#### WHAT IS EXPECTED
Please transcribe all of the entries exactly, leaving out any images.

#### DATA EXCERPTS
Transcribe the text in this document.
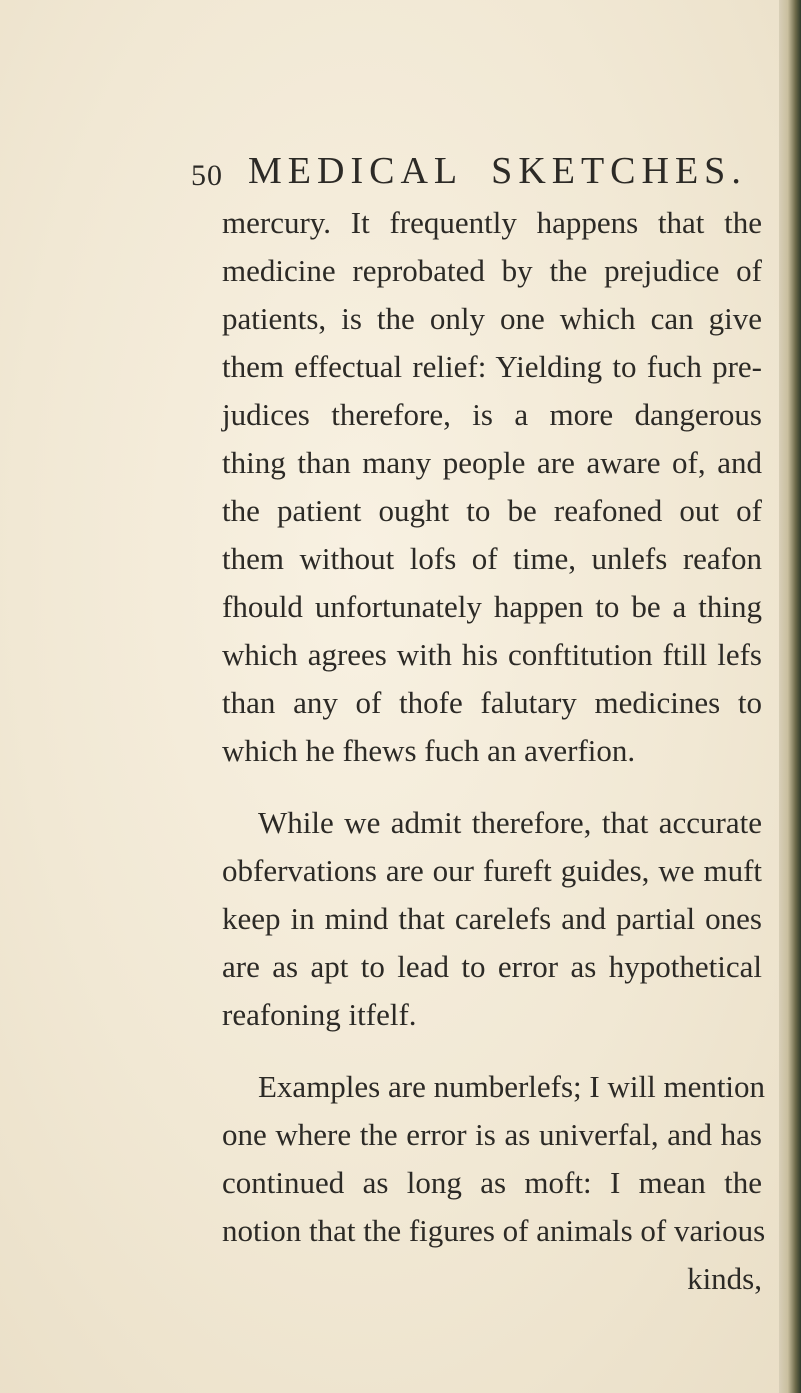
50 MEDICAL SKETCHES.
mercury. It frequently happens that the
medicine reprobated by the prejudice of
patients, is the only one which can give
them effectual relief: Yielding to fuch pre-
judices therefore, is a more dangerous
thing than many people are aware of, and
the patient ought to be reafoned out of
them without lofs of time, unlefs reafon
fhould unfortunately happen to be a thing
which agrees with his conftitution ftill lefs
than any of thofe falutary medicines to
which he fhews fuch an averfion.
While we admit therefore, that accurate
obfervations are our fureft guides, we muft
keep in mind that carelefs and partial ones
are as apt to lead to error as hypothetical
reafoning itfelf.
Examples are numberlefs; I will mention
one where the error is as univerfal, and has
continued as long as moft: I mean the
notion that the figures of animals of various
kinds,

#### ANSWER BELOW
Transcribe the text in this document.
50 MEDICAL SKETCHES.
mercury. It frequently happens that the
medicine reprobated by the prejudice of
patients, is the only one which can give
them effectual relief: Yielding to fuch pre-
judices therefore, is a more dangerous
thing than many people are aware of, and
the patient ought to be reafoned out of
them without lofs of time, unlefs reafon
fhould unfortunately happen to be a thing
which agrees with his conftitution ftill lefs
than any of thofe falutary medicines to
which he fhews fuch an averfion.
While we admit therefore, that accurate
obfervations are our fureft guides, we muft
keep in mind that carelefs and partial ones
are as apt to lead to error as hypothetical
reafoning itfelf.
Examples are numberlefs; I will mention
one where the error is as univerfal, and has
continued as long as moft: I mean the
notion that the figures of animals of various
kinds,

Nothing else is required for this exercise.